Exercise objective> Review the listing and copy each line that holds the word "Tension".

#####

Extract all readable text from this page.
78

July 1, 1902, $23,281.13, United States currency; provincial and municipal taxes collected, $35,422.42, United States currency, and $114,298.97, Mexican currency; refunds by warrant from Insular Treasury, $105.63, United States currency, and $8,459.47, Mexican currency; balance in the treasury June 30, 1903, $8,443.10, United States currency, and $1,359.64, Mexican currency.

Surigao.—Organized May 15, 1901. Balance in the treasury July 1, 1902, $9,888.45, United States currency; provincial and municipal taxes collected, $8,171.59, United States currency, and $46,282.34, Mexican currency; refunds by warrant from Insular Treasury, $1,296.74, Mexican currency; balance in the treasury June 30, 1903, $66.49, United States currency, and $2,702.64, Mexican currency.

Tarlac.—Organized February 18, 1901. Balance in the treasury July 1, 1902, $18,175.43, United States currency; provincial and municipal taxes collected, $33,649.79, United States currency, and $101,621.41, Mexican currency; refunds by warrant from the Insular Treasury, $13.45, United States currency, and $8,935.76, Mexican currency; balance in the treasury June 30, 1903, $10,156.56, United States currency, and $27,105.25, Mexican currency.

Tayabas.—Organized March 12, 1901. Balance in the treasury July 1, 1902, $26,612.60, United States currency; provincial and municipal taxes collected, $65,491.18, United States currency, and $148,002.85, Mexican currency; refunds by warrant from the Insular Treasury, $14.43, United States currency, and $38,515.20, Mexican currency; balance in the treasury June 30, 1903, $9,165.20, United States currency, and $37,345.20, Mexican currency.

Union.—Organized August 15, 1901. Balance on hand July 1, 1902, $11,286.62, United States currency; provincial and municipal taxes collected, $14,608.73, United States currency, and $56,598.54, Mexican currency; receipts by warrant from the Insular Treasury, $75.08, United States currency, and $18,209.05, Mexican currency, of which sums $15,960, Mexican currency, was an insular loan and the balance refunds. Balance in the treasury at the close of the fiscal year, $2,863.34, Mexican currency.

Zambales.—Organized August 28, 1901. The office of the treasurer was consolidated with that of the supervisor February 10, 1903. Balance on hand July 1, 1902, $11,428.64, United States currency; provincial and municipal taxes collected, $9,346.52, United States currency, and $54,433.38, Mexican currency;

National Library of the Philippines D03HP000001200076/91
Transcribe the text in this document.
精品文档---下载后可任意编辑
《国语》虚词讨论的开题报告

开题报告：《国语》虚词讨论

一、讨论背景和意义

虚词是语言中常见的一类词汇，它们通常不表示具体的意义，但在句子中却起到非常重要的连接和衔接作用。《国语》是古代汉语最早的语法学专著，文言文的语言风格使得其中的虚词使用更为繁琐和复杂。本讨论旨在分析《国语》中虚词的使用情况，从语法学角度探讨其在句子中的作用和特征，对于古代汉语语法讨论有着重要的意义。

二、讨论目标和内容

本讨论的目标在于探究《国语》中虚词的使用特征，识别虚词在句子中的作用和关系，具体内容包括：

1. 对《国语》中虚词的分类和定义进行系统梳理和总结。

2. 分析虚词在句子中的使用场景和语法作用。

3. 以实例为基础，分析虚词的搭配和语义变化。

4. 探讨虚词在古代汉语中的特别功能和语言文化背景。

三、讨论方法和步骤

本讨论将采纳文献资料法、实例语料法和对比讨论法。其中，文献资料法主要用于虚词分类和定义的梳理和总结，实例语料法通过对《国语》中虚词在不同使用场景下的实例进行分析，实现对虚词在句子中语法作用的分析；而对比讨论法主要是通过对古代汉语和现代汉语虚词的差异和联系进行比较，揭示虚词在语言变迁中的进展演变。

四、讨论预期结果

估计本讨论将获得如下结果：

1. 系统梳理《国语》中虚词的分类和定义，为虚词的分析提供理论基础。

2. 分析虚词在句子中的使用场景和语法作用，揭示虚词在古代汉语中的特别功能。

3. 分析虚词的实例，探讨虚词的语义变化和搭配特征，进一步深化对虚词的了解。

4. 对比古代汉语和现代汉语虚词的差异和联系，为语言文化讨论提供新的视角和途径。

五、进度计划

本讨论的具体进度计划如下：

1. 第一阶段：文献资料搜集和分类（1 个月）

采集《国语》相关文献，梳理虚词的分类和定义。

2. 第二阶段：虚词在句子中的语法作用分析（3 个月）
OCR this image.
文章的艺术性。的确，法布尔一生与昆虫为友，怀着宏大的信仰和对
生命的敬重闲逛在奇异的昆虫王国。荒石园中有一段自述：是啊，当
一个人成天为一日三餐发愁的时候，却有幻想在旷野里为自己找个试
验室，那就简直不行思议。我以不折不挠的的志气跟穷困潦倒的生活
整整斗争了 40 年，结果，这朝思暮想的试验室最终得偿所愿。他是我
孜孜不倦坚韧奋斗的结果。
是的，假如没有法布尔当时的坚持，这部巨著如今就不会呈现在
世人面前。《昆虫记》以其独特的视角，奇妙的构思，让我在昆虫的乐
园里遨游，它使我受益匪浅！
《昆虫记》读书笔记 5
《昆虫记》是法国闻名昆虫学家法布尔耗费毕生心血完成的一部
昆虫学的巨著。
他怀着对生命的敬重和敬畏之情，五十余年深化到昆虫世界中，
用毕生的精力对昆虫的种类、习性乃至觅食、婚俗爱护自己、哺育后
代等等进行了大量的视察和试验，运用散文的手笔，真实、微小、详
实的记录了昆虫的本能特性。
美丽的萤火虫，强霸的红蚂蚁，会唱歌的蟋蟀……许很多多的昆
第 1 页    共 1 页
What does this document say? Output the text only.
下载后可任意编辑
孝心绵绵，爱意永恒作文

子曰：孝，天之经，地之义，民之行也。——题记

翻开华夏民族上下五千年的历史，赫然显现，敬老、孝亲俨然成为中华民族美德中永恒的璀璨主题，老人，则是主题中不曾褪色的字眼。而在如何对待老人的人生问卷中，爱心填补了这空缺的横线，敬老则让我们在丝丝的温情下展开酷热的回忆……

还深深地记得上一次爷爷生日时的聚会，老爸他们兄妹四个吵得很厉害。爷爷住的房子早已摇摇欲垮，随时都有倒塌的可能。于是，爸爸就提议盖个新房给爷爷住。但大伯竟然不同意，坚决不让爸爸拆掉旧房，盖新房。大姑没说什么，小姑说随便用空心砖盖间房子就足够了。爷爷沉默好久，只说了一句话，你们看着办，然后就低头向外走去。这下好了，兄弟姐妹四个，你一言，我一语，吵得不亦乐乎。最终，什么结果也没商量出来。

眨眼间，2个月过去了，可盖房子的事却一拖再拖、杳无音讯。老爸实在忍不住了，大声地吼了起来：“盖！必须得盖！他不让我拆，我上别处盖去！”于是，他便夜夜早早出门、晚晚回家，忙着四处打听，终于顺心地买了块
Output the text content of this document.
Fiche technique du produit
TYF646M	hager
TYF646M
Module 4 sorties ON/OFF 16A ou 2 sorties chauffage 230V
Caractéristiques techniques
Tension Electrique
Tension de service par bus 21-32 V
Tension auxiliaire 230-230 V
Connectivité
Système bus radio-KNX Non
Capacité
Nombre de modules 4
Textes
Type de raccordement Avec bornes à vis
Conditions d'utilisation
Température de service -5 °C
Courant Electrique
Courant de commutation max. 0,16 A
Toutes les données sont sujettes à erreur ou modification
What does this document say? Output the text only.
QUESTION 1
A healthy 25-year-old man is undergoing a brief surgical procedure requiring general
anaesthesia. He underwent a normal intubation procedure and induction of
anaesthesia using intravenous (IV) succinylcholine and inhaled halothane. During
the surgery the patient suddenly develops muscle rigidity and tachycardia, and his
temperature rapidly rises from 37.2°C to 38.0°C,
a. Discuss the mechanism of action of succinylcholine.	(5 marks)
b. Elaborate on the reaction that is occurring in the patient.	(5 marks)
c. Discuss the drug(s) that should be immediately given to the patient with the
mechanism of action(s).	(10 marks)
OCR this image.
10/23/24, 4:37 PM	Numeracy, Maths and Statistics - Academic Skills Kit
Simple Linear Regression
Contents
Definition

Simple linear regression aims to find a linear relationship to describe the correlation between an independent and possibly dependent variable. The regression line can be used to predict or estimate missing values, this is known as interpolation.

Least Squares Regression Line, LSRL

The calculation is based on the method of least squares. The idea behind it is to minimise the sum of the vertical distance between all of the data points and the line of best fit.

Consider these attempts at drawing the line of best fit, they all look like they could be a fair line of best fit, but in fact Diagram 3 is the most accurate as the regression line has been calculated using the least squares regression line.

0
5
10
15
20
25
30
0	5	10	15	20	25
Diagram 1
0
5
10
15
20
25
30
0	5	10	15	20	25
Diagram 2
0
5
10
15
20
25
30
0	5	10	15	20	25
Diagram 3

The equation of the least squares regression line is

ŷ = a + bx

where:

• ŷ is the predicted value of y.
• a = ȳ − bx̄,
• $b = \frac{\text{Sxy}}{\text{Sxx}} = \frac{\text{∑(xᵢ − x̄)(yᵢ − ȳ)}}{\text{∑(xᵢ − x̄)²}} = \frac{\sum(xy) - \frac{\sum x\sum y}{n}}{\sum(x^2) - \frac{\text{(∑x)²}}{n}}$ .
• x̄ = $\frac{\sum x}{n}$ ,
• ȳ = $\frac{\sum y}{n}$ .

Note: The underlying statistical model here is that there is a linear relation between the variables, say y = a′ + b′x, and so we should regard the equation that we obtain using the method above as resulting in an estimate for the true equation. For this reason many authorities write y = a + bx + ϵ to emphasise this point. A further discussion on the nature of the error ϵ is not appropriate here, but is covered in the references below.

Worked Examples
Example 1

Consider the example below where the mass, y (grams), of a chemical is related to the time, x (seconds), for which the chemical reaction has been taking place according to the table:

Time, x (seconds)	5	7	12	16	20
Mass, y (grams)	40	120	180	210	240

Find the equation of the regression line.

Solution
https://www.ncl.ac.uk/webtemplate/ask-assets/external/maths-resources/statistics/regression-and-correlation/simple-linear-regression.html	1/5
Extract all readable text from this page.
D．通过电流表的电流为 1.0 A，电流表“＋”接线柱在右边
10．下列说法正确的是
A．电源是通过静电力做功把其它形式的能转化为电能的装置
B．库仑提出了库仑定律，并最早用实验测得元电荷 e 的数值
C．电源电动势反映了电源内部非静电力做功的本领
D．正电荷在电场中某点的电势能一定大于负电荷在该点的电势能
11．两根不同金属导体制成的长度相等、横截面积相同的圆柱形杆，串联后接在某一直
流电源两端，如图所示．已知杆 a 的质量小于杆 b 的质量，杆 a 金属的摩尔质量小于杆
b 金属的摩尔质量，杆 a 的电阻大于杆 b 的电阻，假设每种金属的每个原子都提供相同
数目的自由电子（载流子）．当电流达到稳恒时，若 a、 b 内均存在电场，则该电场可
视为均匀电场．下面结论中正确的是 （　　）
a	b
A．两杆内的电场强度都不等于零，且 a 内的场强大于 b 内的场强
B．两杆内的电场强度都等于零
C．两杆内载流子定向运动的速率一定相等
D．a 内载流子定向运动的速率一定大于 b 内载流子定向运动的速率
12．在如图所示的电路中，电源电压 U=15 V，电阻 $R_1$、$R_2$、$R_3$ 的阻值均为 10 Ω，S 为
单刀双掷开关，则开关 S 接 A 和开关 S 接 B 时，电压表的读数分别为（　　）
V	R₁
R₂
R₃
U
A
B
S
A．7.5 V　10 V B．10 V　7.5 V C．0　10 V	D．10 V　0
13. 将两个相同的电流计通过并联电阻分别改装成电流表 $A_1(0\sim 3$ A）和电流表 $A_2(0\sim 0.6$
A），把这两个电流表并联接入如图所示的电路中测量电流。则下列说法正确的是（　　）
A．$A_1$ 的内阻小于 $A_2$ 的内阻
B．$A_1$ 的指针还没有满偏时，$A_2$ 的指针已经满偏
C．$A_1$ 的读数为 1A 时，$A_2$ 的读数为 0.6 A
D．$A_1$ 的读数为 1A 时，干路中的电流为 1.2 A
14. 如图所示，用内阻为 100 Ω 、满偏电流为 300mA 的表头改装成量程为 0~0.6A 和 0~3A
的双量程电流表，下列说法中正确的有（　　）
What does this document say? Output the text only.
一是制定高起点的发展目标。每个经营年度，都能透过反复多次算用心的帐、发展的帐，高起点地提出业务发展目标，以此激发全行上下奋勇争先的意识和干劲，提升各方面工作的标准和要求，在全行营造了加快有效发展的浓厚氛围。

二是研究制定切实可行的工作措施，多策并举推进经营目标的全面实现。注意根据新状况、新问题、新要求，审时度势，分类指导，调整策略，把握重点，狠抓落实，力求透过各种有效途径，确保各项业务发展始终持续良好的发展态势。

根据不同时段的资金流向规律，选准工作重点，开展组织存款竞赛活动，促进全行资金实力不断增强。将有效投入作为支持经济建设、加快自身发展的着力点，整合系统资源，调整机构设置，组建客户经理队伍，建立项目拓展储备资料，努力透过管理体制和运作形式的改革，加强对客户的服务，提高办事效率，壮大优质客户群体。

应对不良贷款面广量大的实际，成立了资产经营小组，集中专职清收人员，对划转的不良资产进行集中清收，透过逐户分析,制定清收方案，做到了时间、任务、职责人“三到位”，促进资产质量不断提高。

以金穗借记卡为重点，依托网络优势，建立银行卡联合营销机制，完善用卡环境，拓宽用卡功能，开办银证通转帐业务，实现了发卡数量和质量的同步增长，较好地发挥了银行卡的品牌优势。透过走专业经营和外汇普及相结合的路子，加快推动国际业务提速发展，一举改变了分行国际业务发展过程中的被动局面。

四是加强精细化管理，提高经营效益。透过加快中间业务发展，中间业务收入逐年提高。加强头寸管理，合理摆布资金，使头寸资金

#####

Full solution>
Tension Electrique
Tension de service par bus 21-32 V
Tension auxiliaire 230-230 V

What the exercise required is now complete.